▸ Directions
Return every line below as is, leaving out the pictures.

** START OF Listing **

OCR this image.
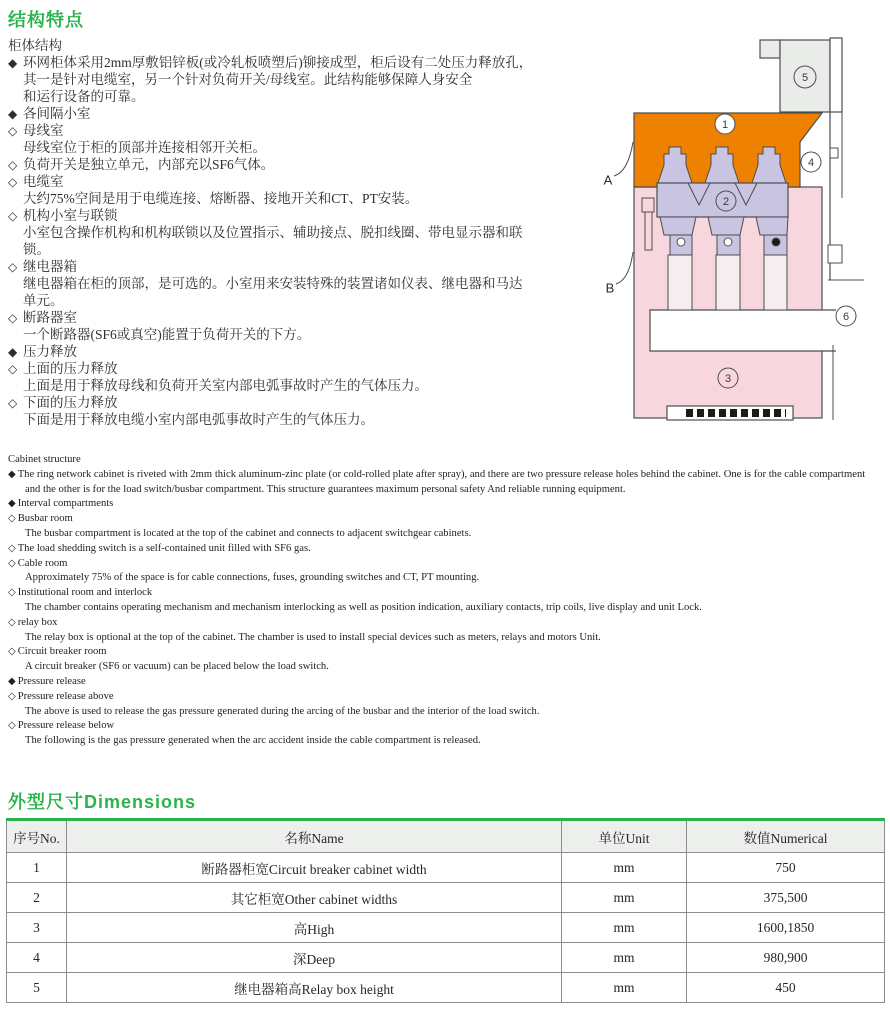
结构特点
柜体结构
◆ 环网柜体采用2mm厚敷铝锌板(或冷轧板喷塑后)铆接成型，柜后设有二处压力释放孔，
其一是针对电缆室，另一个针对负荷开关/母线室。此结构能够保障人身安全
和运行设备的可靠。
◆ 各间隔小室
◇ 母线室
母线室位于柜的顶部并连接相邻开关柜。
◇ 负荷开关是独立单元，内部充以SF6气体。
◇ 电缆室
大约75%空间是用于电缆连接、熔断器、接地开关和CT、PT安装。
◇ 机构小室与联锁
小室包含操作机构和机构联锁以及位置指示、辅助接点、脱扣线圈、带电显示器和联
锁。
◇ 继电器箱
继电器箱在柜的顶部，是可选的。小室用来安装特殊的装置诸如仪表、继电器和马达
单元。
◇ 断路器室
一个断路器(SF6或真空)能置于负荷开关的下方。
◆ 压力释放
◇ 上面的压力释放
上面是用于释放母线和负荷开关室内部电弧事故时产生的气体压力。
◇ 下面的压力释放
下面是用于释放电缆小室内部电弧事故时产生的气体压力。
A
B
1
2
3
4
5
6
Cabinet structure
◆ The ring network cabinet is riveted with 2mm thick aluminum-zinc plate (or cold-rolled plate after spray), and there are two pressure release holes behind the cabinet. One is for the cable compartment
and the other is for the load switch/busbar compartment. This structure guarantees maximum personal safety And reliable running equipment.
◆ Interval compartments
◇ Busbar room
The busbar compartment is located at the top of the cabinet and connects to adjacent switchgear cabinets.
◇ The load shedding switch is a self-contained unit filled with SF6 gas.
◇ Cable room
Approximately 75% of the space is for cable connections, fuses, grounding switches and CT, PT mounting.
◇ Institutional room and interlock
The chamber contains operating mechanism and mechanism interlocking as well as position indication, auxiliary contacts, trip coils, live display and unit Lock.
◇ relay box
The relay box is optional at the top of the cabinet. The chamber is used to install special devices such as meters, relays and motors Unit.
◇ Circuit breaker room
A circuit breaker (SF6 or vacuum) can be placed below the load switch.
◆ Pressure release
◇ Pressure release above
The above is used to release the gas pressure generated during the arcing of the busbar and the interior of the load switch.
◇ Pressure release below
The following is the gas pressure generated when the arc accident inside the cable compartment is released.
外型尺寸Dimensions
序号No.	名称Name	单位Unit	数值Numerical
1	断路器柜宽Circuit breaker cabinet width	mm	750
2	其它柜宽Other cabinet widths	mm	375,500
3	高High	mm	1600,1850
4	深Deep	mm	980,900
5	继电器箱高Relay box height	mm	450
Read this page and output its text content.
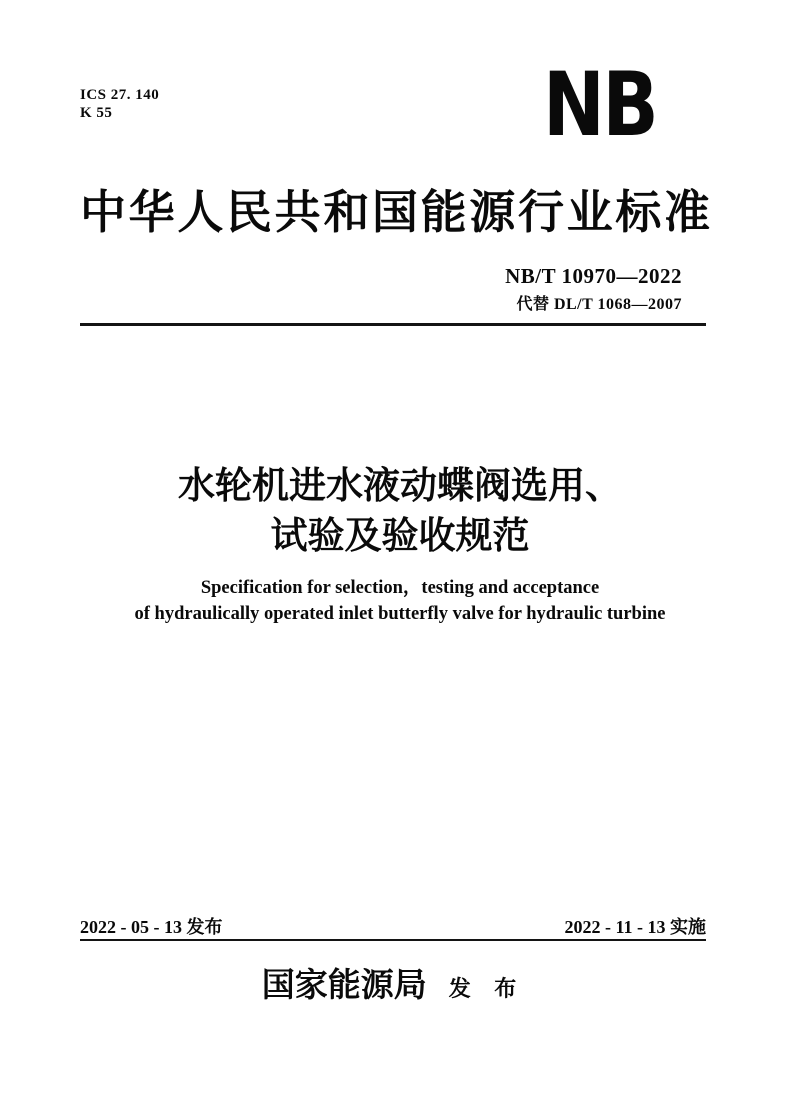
ICS 27. 140
K 55	NB
中华人民共和国能源行业标准
NB/T 10970—2022
代替 DL/T 1068—2007
水轮机进水液动蝶阀选用、
试验及验收规范
Specification for selection，testing and acceptance
of hydraulically operated inlet butterfly valve for hydraulic turbine
2022 - 05 - 13 发布	2022 - 11 - 13 实施
国家能源局 发 布
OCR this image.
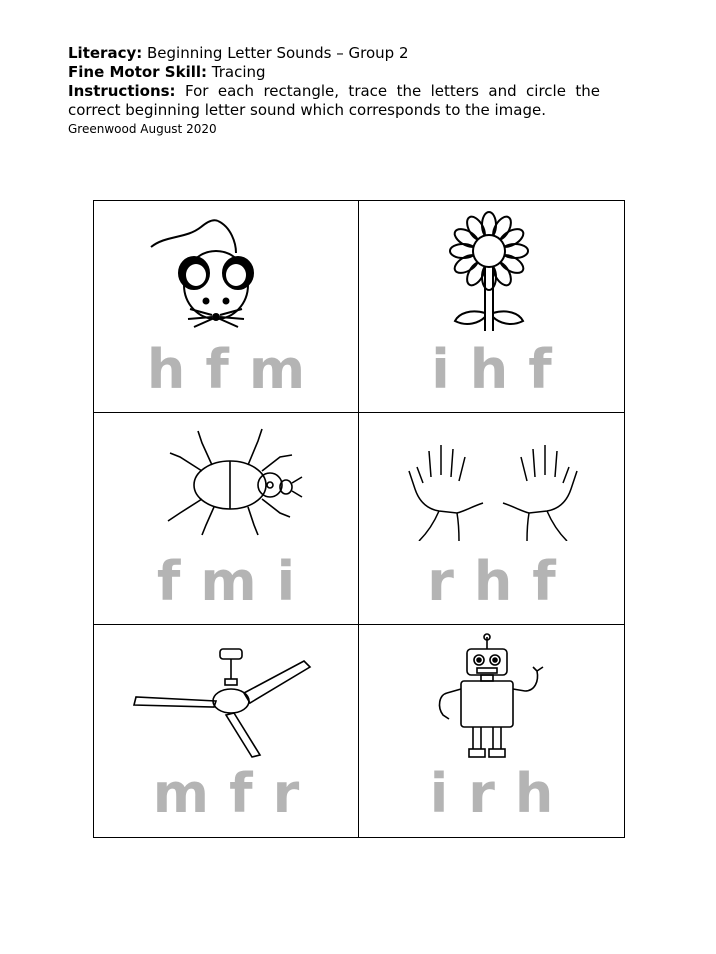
Literacy: Beginning Letter Sounds – Group 2
Fine Motor Skill: Tracing
Instructions: For each rectangle, trace the letters and circle the correct beginning letter sound which corresponds to the image.
Greenwood August 2020
h f m i h f
f m i r h f
m f r i r h
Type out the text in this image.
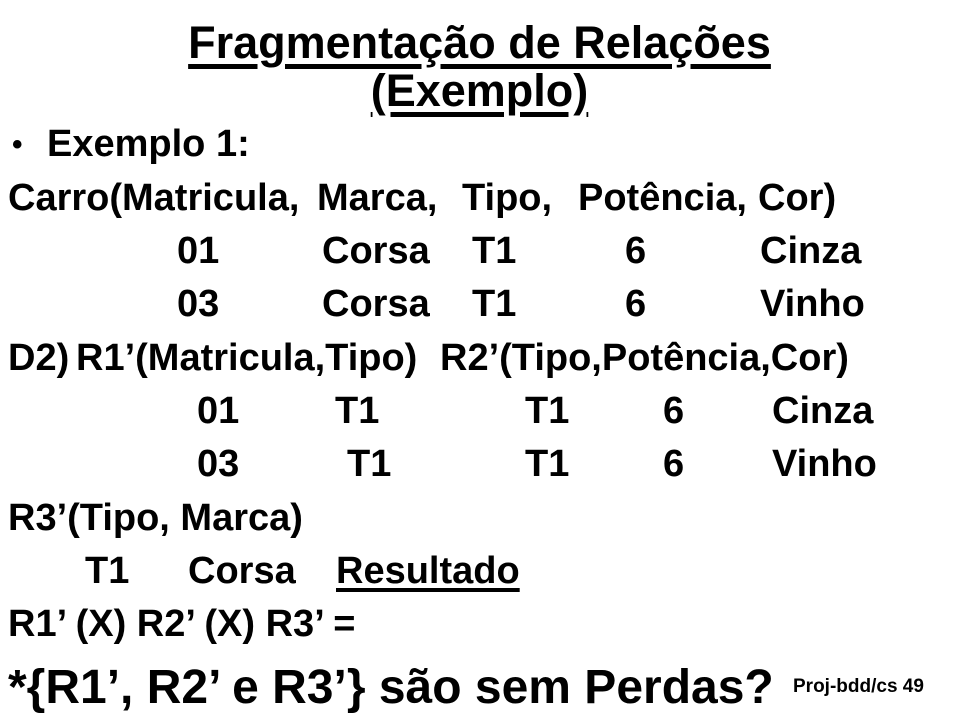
Fragmentação de Relações
(Exemplo)
• Exemplo 1:
Carro(Matricula, Marca, Tipo, Potência, Cor)
01	Corsa T1	6	Cinza
03	Corsa T1	6	Vinho
D2) R1’(Matricula,Tipo) R2’(Tipo,Potência,Cor)
01	T1	T1 6 Cinza
03	T1	T1 6 Vinho
R3’(Tipo, Marca)
T1 Corsa Resultado
R1’ (X) R2’ (X) R3’ =
*{R1’, R2’ e R3’} são sem Perdas? Proj-bdd/cs 49
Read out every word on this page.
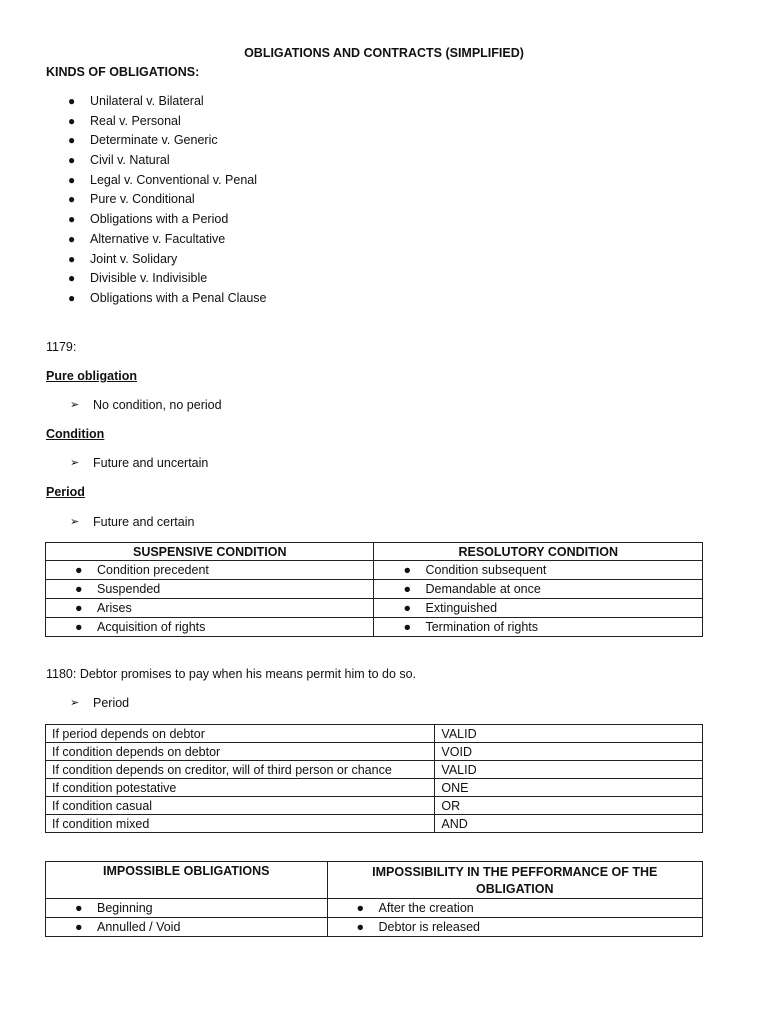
OBLIGATIONS AND CONTRACTS (SIMPLIFIED)
KINDS OF OBLIGATIONS:
● Unilateral v. Bilateral
● Real v. Personal
● Determinate v. Generic
● Civil v. Natural
● Legal v. Conventional v. Penal
● Pure v. Conditional
● Obligations with a Period
● Alternative v. Facultative
● Joint v. Solidary
● Divisible v. Indivisible
● Obligations with a Penal Clause
1179:
Pure obligation
➢ No condition, no period
Condition
➢ Future and uncertain
Period
➢ Future and certain
SUSPENSIVE CONDITION	RESOLUTORY CONDITION

● Condition precedent	● Condition subsequent

● Suspended	● Demandable at once

● Arises	● Extinguished

● Acquisition of rights	● Termination of rights
1180: Debtor promises to pay when his means permit him to do so.
➢ Period
If period depends on debtor	VALID
If condition depends on debtor	VOID
If condition depends on creditor, will of third person or chance	VALID
If condition potestative	ONE
If condition casual	OR
If condition mixed	AND
IMPOSSIBLE OBLIGATIONS	IMPOSSIBILITY IN THE PEFFORMANCE OF THE OBLIGATION

● Beginning	● After the creation

● Annulled / Void	● Debtor is released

** END OF Listing **

▸ Full response
OCR this image.
结构特点
柜体结构
◆ 环网柜体采用2mm厚敷铝锌板(或冷轧板喷塑后)铆接成型，柜后设有二处压力释放孔，
其一是针对电缆室，另一个针对负荷开关/母线室。此结构能够保障人身安全
和运行设备的可靠。
◆ 各间隔小室
◇ 母线室
母线室位于柜的顶部并连接相邻开关柜。
◇ 负荷开关是独立单元，内部充以SF6气体。
◇ 电缆室
大约75%空间是用于电缆连接、熔断器、接地开关和CT、PT安装。
◇ 机构小室与联锁
小室包含操作机构和机构联锁以及位置指示、辅助接点、脱扣线圈、带电显示器和联
锁。
◇ 继电器箱
继电器箱在柜的顶部，是可选的。小室用来安装特殊的装置诸如仪表、继电器和马达
单元。
◇ 断路器室
一个断路器(SF6或真空)能置于负荷开关的下方。
◆ 压力释放
◇ 上面的压力释放
上面是用于释放母线和负荷开关室内部电弧事故时产生的气体压力。
◇ 下面的压力释放
下面是用于释放电缆小室内部电弧事故时产生的气体压力。
A
B
1
2
3
4
5
6
Cabinet structure
◆ The ring network cabinet is riveted with 2mm thick aluminum-zinc plate (or cold-rolled plate after spray), and there are two pressure release holes behind the cabinet. One is for the cable compartment
and the other is for the load switch/busbar compartment. This structure guarantees maximum personal safety And reliable running equipment.
◆ Interval compartments
◇ Busbar room
The busbar compartment is located at the top of the cabinet and connects to adjacent switchgear cabinets.
◇ The load shedding switch is a self-contained unit filled with SF6 gas.
◇ Cable room
Approximately 75% of the space is for cable connections, fuses, grounding switches and CT, PT mounting.
◇ Institutional room and interlock
The chamber contains operating mechanism and mechanism interlocking as well as position indication, auxiliary contacts, trip coils, live display and unit Lock.
◇ relay box
The relay box is optional at the top of the cabinet. The chamber is used to install special devices such as meters, relays and motors Unit.
◇ Circuit breaker room
A circuit breaker (SF6 or vacuum) can be placed below the load switch.
◆ Pressure release
◇ Pressure release above
The above is used to release the gas pressure generated during the arcing of the busbar and the interior of the load switch.
◇ Pressure release below
The following is the gas pressure generated when the arc accident inside the cable compartment is released.
外型尺寸Dimensions
序号No.	名称Name	单位Unit	数值Numerical
1	断路器柜宽Circuit breaker cabinet width	mm	750
2	其它柜宽Other cabinet widths	mm	375,500
3	高High	mm	1600,1850
4	深Deep	mm	980,900
5	继电器箱高Relay box height	mm	450
Read this page and output its text content.
ICS 27. 140
K 55	NB
中华人民共和国能源行业标准
NB/T 10970—2022
代替 DL/T 1068—2007
水轮机进水液动蝶阀选用、
试验及验收规范
Specification for selection，testing and acceptance
of hydraulically operated inlet butterfly valve for hydraulic turbine
2022 - 05 - 13 发布	2022 - 11 - 13 实施
国家能源局 发 布
OCR this image.
Literacy: Beginning Letter Sounds – Group 2
Fine Motor Skill: Tracing
Instructions: For each rectangle, trace the letters and circle the correct beginning letter sound which corresponds to the image.
Greenwood August 2020
h f m i h f
f m i r h f
m f r i r h
Type out the text in this image.
Fragmentação de Relações
(Exemplo)
• Exemplo 1:
Carro(Matricula, Marca, Tipo, Potência, Cor)
01	Corsa T1	6	Cinza
03	Corsa T1	6	Vinho
D2) R1’(Matricula,Tipo) R2’(Tipo,Potência,Cor)
01	T1	T1 6 Cinza
03	T1	T1 6 Vinho
R3’(Tipo, Marca)
T1 Corsa Resultado
R1’ (X) R2’ (X) R3’ =
*{R1’, R2’ e R3’} são sem Perdas? Proj-bdd/cs 49
Read out every word on this page.
OBLIGATIONS AND CONTRACTS (SIMPLIFIED)
KINDS OF OBLIGATIONS:
● Unilateral v. Bilateral
● Real v. Personal
● Determinate v. Generic
● Civil v. Natural
● Legal v. Conventional v. Penal
● Pure v. Conditional
● Obligations with a Period
● Alternative v. Facultative
● Joint v. Solidary
● Divisible v. Indivisible
● Obligations with a Penal Clause
1179:
Pure obligation
➢ No condition, no period
Condition
➢ Future and uncertain
Period
➢ Future and certain
SUSPENSIVE CONDITION	RESOLUTORY CONDITION

● Condition precedent	● Condition subsequent

● Suspended	● Demandable at once

● Arises	● Extinguished

● Acquisition of rights	● Termination of rights
1180: Debtor promises to pay when his means permit him to do so.
➢ Period
If period depends on debtor	VALID
If condition depends on debtor	VOID
If condition depends on creditor, will of third person or chance	VALID
If condition potestative	ONE
If condition casual	OR
If condition mixed	AND
IMPOSSIBLE OBLIGATIONS	IMPOSSIBILITY IN THE PEFFORMANCE OF THE OBLIGATION

● Beginning	● After the creation

● Annulled / Void	● Debtor is released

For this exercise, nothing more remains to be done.